### Given request
Rewrite the rows from the line with "kpi-value: 16K — [341, 123, 426, 174]" to the line with "stacked-bar-segment[interactable] — [974, 513, 1062, 528]", changing "stacked-bar-segment" to "stacked-bar-block" and keeping everything else the same. Return only those rows.

### Data for this task
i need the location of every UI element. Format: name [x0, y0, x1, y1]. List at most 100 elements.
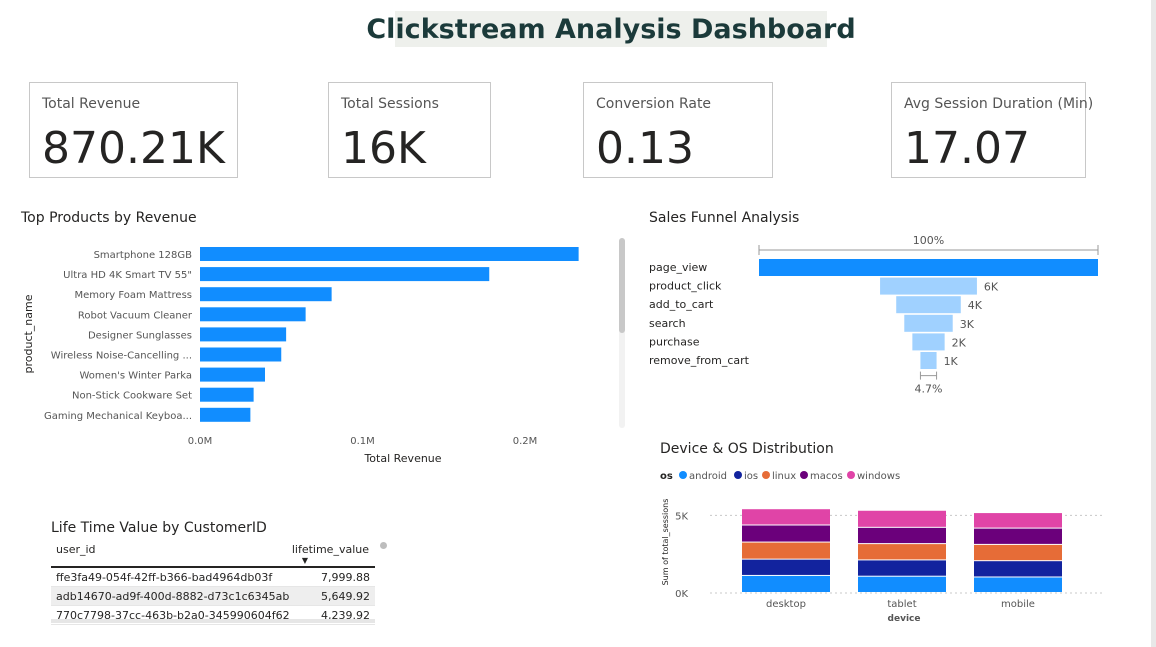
kpi-value: 16K — [341, 123, 426, 174]
funnel-bar[interactable] — [759, 259, 1098, 276]
funnel-data-label: 6K — [984, 281, 999, 294]
kpi-label: Total Revenue — [42, 96, 141, 112]
stacked-bar-segment[interactable] — [974, 561, 1062, 577]
stacked-bar-segment[interactable] — [742, 542, 830, 559]
stacked-bar-segment[interactable] — [974, 513, 1062, 528]
legend-label: windows — [857, 471, 900, 482]
cell-user-id: adb14670-ad9f-400d-8882-d73c1c6345ab — [56, 590, 290, 603]
funnel-bar[interactable] — [920, 352, 937, 369]
bar[interactable] — [200, 327, 287, 342]
funnel-data-label: 2K — [952, 336, 967, 349]
kpi-card-total-revenue[interactable]: Total Revenue 870.21K — [29, 82, 238, 178]
cell-lifetime-value: 5,649.92 — [321, 590, 370, 603]
funnel-stage-label: add_to_cart — [649, 298, 714, 311]
device-os-chart[interactable]: os android ios linux macos windows 5K 0K Sum of … — [650, 462, 1110, 632]
y-tick-label: Robot Vacuum Cleaner — [78, 310, 193, 321]
top-products-title: Top Products by Revenue — [21, 210, 197, 226]
legend-marker[interactable] — [734, 471, 742, 479]
x-tick-label: 0.1M — [350, 436, 375, 447]
kpi-value: 870.21K — [42, 123, 225, 174]
stacked-bar-segment[interactable] — [974, 544, 1062, 561]
legend-marker[interactable] — [847, 471, 855, 479]
stacked-bar-segment[interactable] — [858, 544, 946, 560]
kpi-card-conversion-rate[interactable]: Conversion Rate 0.13 — [583, 82, 773, 178]
ltv-table-header: user_id lifetime_value ▼ — [51, 540, 375, 568]
y-tick-label: Memory Foam Mattress — [75, 290, 192, 301]
table-row[interactable]: adb14670-ad9f-400d-8882-d73c1c6345ab 5,6… — [51, 587, 375, 606]
stacked-bar-segment[interactable] — [742, 575, 830, 592]
x-tick-label: tablet — [887, 599, 916, 610]
stacked-bar-segment[interactable] — [858, 510, 946, 527]
page-edge-divider — [1151, 0, 1156, 647]
funnel-stage-label: purchase — [649, 335, 700, 348]
y-axis-label: product_name — [22, 294, 35, 373]
kpi-label: Conversion Rate — [596, 96, 712, 112]
column-header-lifetime-value[interactable]: lifetime_value — [292, 543, 369, 556]
legend-label: linux — [772, 471, 796, 482]
table-row[interactable]: ffe3fa49-054f-42ff-b366-bad4964db03f 7,9… — [51, 568, 375, 587]
y-tick-label: 0K — [675, 589, 688, 600]
stacked-bar-segment[interactable] — [742, 525, 830, 542]
legend-marker[interactable] — [800, 471, 808, 479]
y-tick-label: Wireless Noise-Cancelling ... — [51, 351, 192, 362]
y-tick-label: Designer Sunglasses — [88, 330, 192, 341]
stacked-bar-segment[interactable] — [858, 560, 946, 576]
kpi-card-avg-session-duration[interactable]: Avg Session Duration (Min) 17.07 — [891, 82, 1093, 178]
legend-label: ios — [744, 471, 758, 482]
bar[interactable] — [200, 387, 254, 402]
funnel-stage-label: remove_from_cart — [649, 354, 750, 367]
products-scrollbar-thumb[interactable] — [619, 238, 625, 333]
legend-marker[interactable] — [762, 471, 770, 479]
funnel-stage-label: search — [649, 317, 686, 330]
top-products-chart[interactable]: Smartphone 128GB Ultra HD 4K Smart TV 55"… — [0, 230, 620, 470]
ltv-table[interactable]: user_id lifetime_value ▼ ffe3fa49-054f-4… — [51, 540, 375, 625]
funnel-data-label: 4K — [968, 299, 983, 312]
stacked-bar-segment[interactable] — [974, 577, 1062, 592]
funnel-data-label: 3K — [960, 318, 975, 331]
ltv-horizontal-scrollbar[interactable] — [51, 619, 375, 623]
bar[interactable] — [200, 347, 282, 362]
bar[interactable] — [200, 247, 579, 261]
stacked-bar-segment[interactable] — [858, 527, 946, 544]
bar[interactable] — [200, 367, 265, 382]
bar[interactable] — [200, 307, 306, 322]
funnel-bar[interactable] — [904, 314, 953, 332]
bar[interactable] — [200, 407, 251, 422]
x-tick-label: mobile — [1001, 599, 1035, 610]
stacked-bar-segment[interactable] — [858, 576, 946, 592]
legend-marker[interactable] — [679, 471, 687, 479]
kpi-card-total-sessions[interactable]: Total Sessions 16K — [328, 82, 491, 178]
dashboard-title-box: Clickstream Analysis Dashboard — [366, 11, 856, 47]
kpi-value: 0.13 — [596, 123, 694, 174]
stacked-bar-segment[interactable] — [742, 509, 830, 525]
funnel-top-percent: 100% — [913, 234, 944, 247]
funnel-stage-label: page_view — [649, 261, 707, 274]
x-axis-label: Total Revenue — [363, 452, 441, 465]
legend-label: android — [689, 471, 727, 482]
funnel-bar[interactable] — [880, 277, 977, 295]
x-tick-label: 0.2M — [513, 436, 538, 447]
x-tick-label: 0.0M — [188, 436, 213, 447]
column-header-user-id[interactable]: user_id — [56, 543, 96, 556]
funnel-bar[interactable] — [912, 333, 945, 351]
funnel-bar[interactable] — [896, 296, 961, 314]
sort-desc-icon[interactable]: ▼ — [302, 556, 308, 565]
bar[interactable] — [200, 287, 332, 302]
cell-lifetime-value: 7,999.88 — [321, 571, 370, 584]
y-tick-label: Gaming Mechanical Keyboa... — [44, 411, 192, 422]
stacked-bar-segment[interactable] — [974, 528, 1062, 544]
cell-user-id: ffe3fa49-054f-42ff-b366-bad4964db03f — [56, 571, 273, 584]
bar[interactable] — [200, 267, 490, 282]
ltv-scroll-indicator[interactable] — [380, 542, 387, 549]
y-tick-label: Ultra HD 4K Smart TV 55" — [63, 270, 192, 281]
funnel-bottom-percent: 4.7% — [915, 383, 943, 396]
stacked-bar-segment[interactable] — [742, 559, 830, 575]
legend-label: macos — [810, 471, 843, 482]
kpi-label: Total Sessions — [341, 96, 439, 112]
device-title: Device & OS Distribution — [660, 441, 834, 457]
dashboard-title: Clickstream Analysis Dashboard — [366, 13, 856, 45]
y-axis-label: Sum of total_sessions — [661, 499, 670, 586]
x-tick-label: desktop — [766, 599, 806, 610]
sales-funnel-chart[interactable]: 100% page_view product_click 6K add_to_cart 4… — [640, 228, 1110, 403]
y-tick-label: Women's Winter Parka — [80, 371, 193, 382]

### Task result
kpi-value: 16K — [341, 123, 426, 174]
funnel-bar[interactable] — [759, 259, 1098, 276]
funnel-data-label: 6K — [984, 281, 999, 294]
kpi-label: Total Revenue — [42, 96, 141, 112]
stacked-bar-block[interactable] — [974, 561, 1062, 577]
stacked-bar-block[interactable] — [742, 542, 830, 559]
stacked-bar-block[interactable] — [974, 513, 1062, 528]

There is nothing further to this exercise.